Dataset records
##############################
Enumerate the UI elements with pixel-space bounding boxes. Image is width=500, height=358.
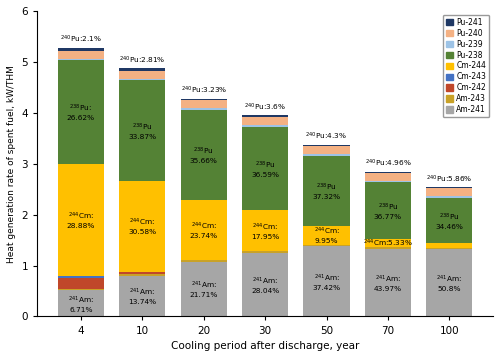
Text: $^{240}$Pu:4.3%: $^{240}$Pu:4.3% (306, 131, 348, 142)
Bar (426, 198, 472, 243)
Bar (58, 60, 104, 164)
Bar (58, 164, 104, 276)
Bar (304, 146, 350, 154)
Bar (304, 145, 350, 146)
Bar (58, 59, 104, 60)
Bar (120, 272, 166, 274)
Text: $^{241}$Am:
37.42%: $^{241}$Am: 37.42% (312, 272, 340, 291)
Text: $^{240}$Pu:2.1%: $^{240}$Pu:2.1% (60, 34, 102, 45)
Bar (58, 48, 104, 50)
Bar (426, 187, 472, 188)
Bar (180, 262, 226, 316)
Bar (120, 68, 166, 71)
Text: $^{240}$Pu:2.81%: $^{240}$Pu:2.81% (119, 55, 166, 66)
Bar (304, 226, 350, 245)
Bar (120, 71, 166, 79)
Bar (365, 249, 411, 316)
Text: $^{238}$Pu
34.46%: $^{238}$Pu 34.46% (436, 211, 463, 229)
Text: $^{238}$Pu
35.66%: $^{238}$Pu 35.66% (190, 146, 218, 164)
Text: $^{244}$Cm:
30.58%: $^{244}$Cm: 30.58% (128, 217, 156, 235)
Text: $^{241}$Am:
43.97%: $^{241}$Am: 43.97% (374, 274, 402, 292)
Bar (120, 79, 166, 80)
Bar (365, 182, 411, 239)
Bar (58, 289, 104, 290)
Bar (426, 243, 472, 248)
Bar (304, 156, 350, 226)
Bar (58, 290, 104, 316)
Text: $^{240}$Pu:4.96%: $^{240}$Pu:4.96% (364, 158, 412, 169)
Text: $^{238}$Pu
37.32%: $^{238}$Pu 37.32% (312, 182, 340, 200)
Bar (180, 261, 226, 262)
Bar (426, 188, 472, 196)
Y-axis label: Heat generation rate of spent fuel, kW/THM: Heat generation rate of spent fuel, kW/T… (7, 65, 16, 263)
Bar (365, 172, 411, 173)
Bar (304, 154, 350, 156)
Text: $^{241}$Am:
50.8%: $^{241}$Am: 50.8% (436, 274, 462, 292)
Bar (365, 173, 411, 180)
X-axis label: Cooling period after discharge, year: Cooling period after discharge, year (171, 341, 360, 351)
Legend: Pu-241, Pu-240, Pu-239, Pu-238, Cm-244, Cm-243, Cm-242, Am-243, Am-241: Pu-241, Pu-240, Pu-239, Pu-238, Cm-244, … (442, 15, 489, 117)
Bar (120, 274, 166, 276)
Bar (426, 248, 472, 249)
Text: $^{238}$Pu
36.77%: $^{238}$Pu 36.77% (374, 202, 402, 220)
Bar (180, 200, 226, 260)
Text: $^{238}$Pu:
26.62%: $^{238}$Pu: 26.62% (67, 103, 95, 121)
Bar (180, 260, 226, 261)
Bar (180, 100, 226, 108)
Text: $^{244}$Cm:5.33%: $^{244}$Cm:5.33% (363, 237, 413, 249)
Bar (365, 239, 411, 247)
Text: $^{241}$Am:
21.71%: $^{241}$Am: 21.71% (190, 280, 218, 298)
Bar (304, 246, 350, 316)
Bar (120, 276, 166, 316)
Text: $^{244}$Cm:
23.74%: $^{244}$Cm: 23.74% (190, 221, 218, 239)
Bar (58, 276, 104, 278)
Text: $^{238}$Pu
33.87%: $^{238}$Pu 33.87% (128, 121, 156, 140)
Bar (242, 117, 288, 125)
Bar (426, 249, 472, 316)
Bar (426, 196, 472, 198)
Text: $^{240}$Pu:3.23%: $^{240}$Pu:3.23% (180, 85, 227, 96)
Text: $^{238}$Pu
36.59%: $^{238}$Pu 36.59% (251, 159, 279, 178)
Text: $^{241}$Am:
13.74%: $^{241}$Am: 13.74% (128, 287, 156, 305)
Bar (58, 50, 104, 59)
Bar (58, 278, 104, 289)
Bar (242, 210, 288, 251)
Text: $^{244}$Cm:
9.95%: $^{244}$Cm: 9.95% (314, 226, 340, 245)
Text: $^{240}$Pu:3.6%: $^{240}$Pu:3.6% (244, 101, 286, 113)
Bar (365, 180, 411, 182)
Bar (242, 125, 288, 127)
Text: $^{244}$Cm:
28.88%: $^{244}$Cm: 28.88% (66, 211, 95, 229)
Text: $^{241}$Am:
28.04%: $^{241}$Am: 28.04% (251, 275, 279, 294)
Text: $^{244}$Cm:
17.95%: $^{244}$Cm: 17.95% (251, 221, 279, 240)
Bar (242, 115, 288, 117)
Bar (242, 253, 288, 316)
Bar (242, 127, 288, 210)
Bar (120, 271, 166, 272)
Bar (180, 108, 226, 110)
Bar (365, 247, 411, 249)
Bar (242, 251, 288, 253)
Bar (120, 80, 166, 181)
Bar (304, 245, 350, 246)
Text: $^{240}$Pu:5.86%: $^{240}$Pu:5.86% (426, 173, 472, 185)
Bar (180, 110, 226, 200)
Bar (120, 181, 166, 271)
Text: $^{241}$Am:
6.71%: $^{241}$Am: 6.71% (68, 294, 94, 313)
Bar (180, 98, 226, 100)
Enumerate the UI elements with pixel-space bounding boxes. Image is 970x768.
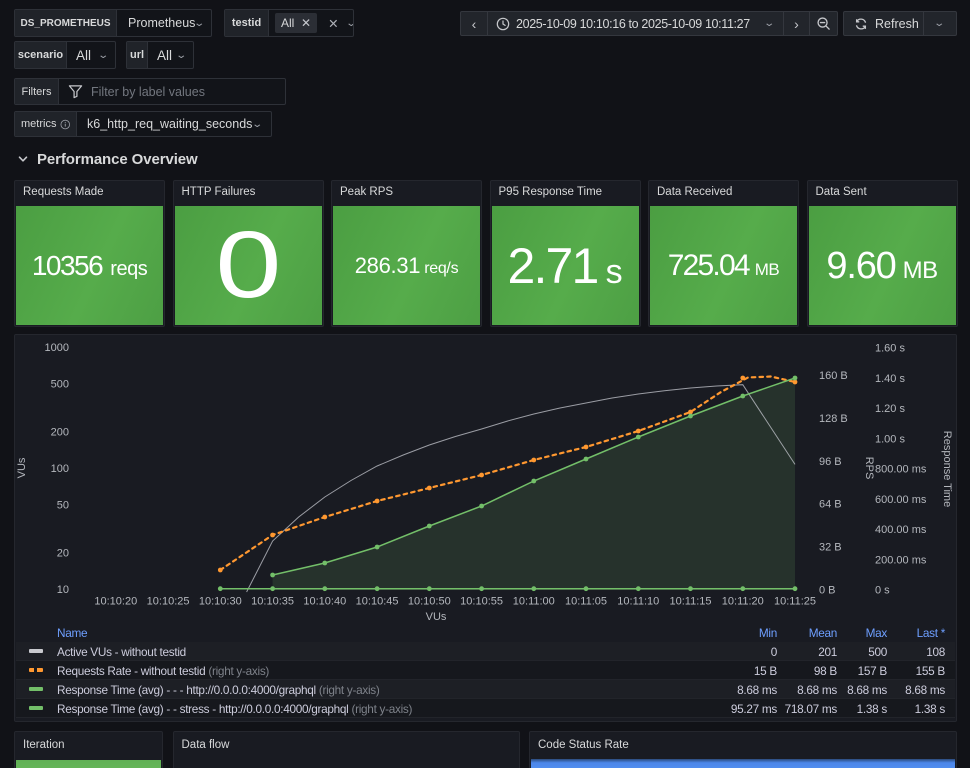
##############################
Reproduce all of the dataset records above line for line, without changing anything and leaving out the pictures.

**Exercise solution**
Enumerate the UI elements with pixel-space bounding boxes. Image is width=500, height=358.
Text: $^{240}$Pu:4.3%: $^{240}$Pu:4.3% (306, 131, 348, 142)
Bar (426, 198, 472, 243)
Bar (58, 60, 104, 164)
Bar (58, 164, 104, 276)
Bar (304, 146, 350, 154)
Bar (304, 145, 350, 146)
Bar (58, 59, 104, 60)
Bar (120, 272, 166, 274)
Text: $^{241}$Am:
37.42%: $^{241}$Am: 37.42% (312, 272, 340, 291)
Text: $^{240}$Pu:2.1%: $^{240}$Pu:2.1% (60, 34, 102, 45)
Bar (58, 48, 104, 50)
Bar (426, 187, 472, 188)
Bar (180, 262, 226, 316)
Bar (120, 68, 166, 71)
Text: $^{240}$Pu:2.81%: $^{240}$Pu:2.81% (119, 55, 166, 66)
Bar (304, 226, 350, 245)
Bar (120, 71, 166, 79)
Bar (365, 249, 411, 316)
Text: $^{238}$Pu
34.46%: $^{238}$Pu 34.46% (436, 211, 463, 229)
Text: $^{238}$Pu
35.66%: $^{238}$Pu 35.66% (190, 146, 218, 164)
Text: $^{244}$Cm:
30.58%: $^{244}$Cm: 30.58% (128, 217, 156, 235)
Text: $^{241}$Am:
43.97%: $^{241}$Am: 43.97% (374, 274, 402, 292)
Bar (120, 79, 166, 80)
Bar (365, 182, 411, 239)
Bar (58, 289, 104, 290)
Bar (426, 243, 472, 248)
Bar (304, 156, 350, 226)
Bar (58, 290, 104, 316)
Text: $^{240}$Pu:4.96%: $^{240}$Pu:4.96% (364, 158, 412, 169)
Text: $^{238}$Pu
37.32%: $^{238}$Pu 37.32% (312, 182, 340, 200)
Bar (180, 261, 226, 262)
Bar (426, 188, 472, 196)
Y-axis label: Heat generation rate of spent fuel, kW/THM: Heat generation rate of spent fuel, kW/T… (7, 65, 16, 263)
Bar (365, 172, 411, 173)
Bar (304, 154, 350, 156)
Text: $^{241}$Am:
50.8%: $^{241}$Am: 50.8% (436, 274, 462, 292)
Bar (365, 173, 411, 180)
X-axis label: Cooling period after discharge, year: Cooling period after discharge, year (171, 341, 360, 351)
Legend: Pu-241, Pu-240, Pu-239, Pu-238, Cm-244, Cm-243, Cm-242, Am-243, Am-241: Pu-241, Pu-240, Pu-239, Pu-238, Cm-244, … (442, 15, 489, 117)
Bar (120, 274, 166, 276)
Bar (426, 248, 472, 249)
Text: $^{238}$Pu
36.77%: $^{238}$Pu 36.77% (374, 202, 402, 220)
Bar (180, 200, 226, 260)
Text: $^{238}$Pu:
26.62%: $^{238}$Pu: 26.62% (67, 103, 95, 121)
Bar (180, 260, 226, 261)
Bar (180, 100, 226, 108)
Text: $^{244}$Cm:5.33%: $^{244}$Cm:5.33% (363, 237, 413, 249)
Bar (365, 239, 411, 247)
Text: $^{241}$Am:
21.71%: $^{241}$Am: 21.71% (190, 280, 218, 298)
Bar (304, 246, 350, 316)
Bar (120, 276, 166, 316)
Text: $^{244}$Cm:
23.74%: $^{244}$Cm: 23.74% (190, 221, 218, 239)
Bar (58, 276, 104, 278)
Text: $^{238}$Pu
33.87%: $^{238}$Pu 33.87% (128, 121, 156, 140)
Bar (242, 117, 288, 125)
Bar (426, 249, 472, 316)
Bar (426, 196, 472, 198)
Text: $^{240}$Pu:3.23%: $^{240}$Pu:3.23% (180, 85, 227, 96)
Text: $^{238}$Pu
36.59%: $^{238}$Pu 36.59% (251, 159, 279, 178)
Text: $^{241}$Am:
13.74%: $^{241}$Am: 13.74% (128, 287, 156, 305)
Bar (58, 50, 104, 59)
Bar (58, 278, 104, 289)
Bar (242, 210, 288, 251)
Text: $^{244}$Cm:
9.95%: $^{244}$Cm: 9.95% (314, 226, 340, 245)
Text: $^{240}$Pu:3.6%: $^{240}$Pu:3.6% (244, 101, 286, 113)
Bar (365, 180, 411, 182)
Bar (242, 125, 288, 127)
Text: $^{244}$Cm:
28.88%: $^{244}$Cm: 28.88% (66, 211, 95, 229)
Text: $^{241}$Am:
28.04%: $^{241}$Am: 28.04% (251, 275, 279, 294)
Text: $^{244}$Cm:
17.95%: $^{244}$Cm: 17.95% (251, 221, 279, 240)
Bar (242, 115, 288, 117)
Bar (242, 253, 288, 316)
Bar (242, 127, 288, 210)
Bar (120, 271, 166, 272)
Bar (180, 108, 226, 110)
Bar (365, 247, 411, 249)
Bar (242, 251, 288, 253)
Bar (120, 80, 166, 181)
Bar (304, 245, 350, 246)
Text: $^{240}$Pu:5.86%: $^{240}$Pu:5.86% (426, 173, 472, 185)
Bar (180, 110, 226, 200)
Bar (120, 181, 166, 271)
Text: $^{241}$Am:
6.71%: $^{241}$Am: 6.71% (68, 294, 94, 313)
Bar (180, 98, 226, 100)
Enumerate the UI elements with pixel-space bounding boxes. Image is 970x768.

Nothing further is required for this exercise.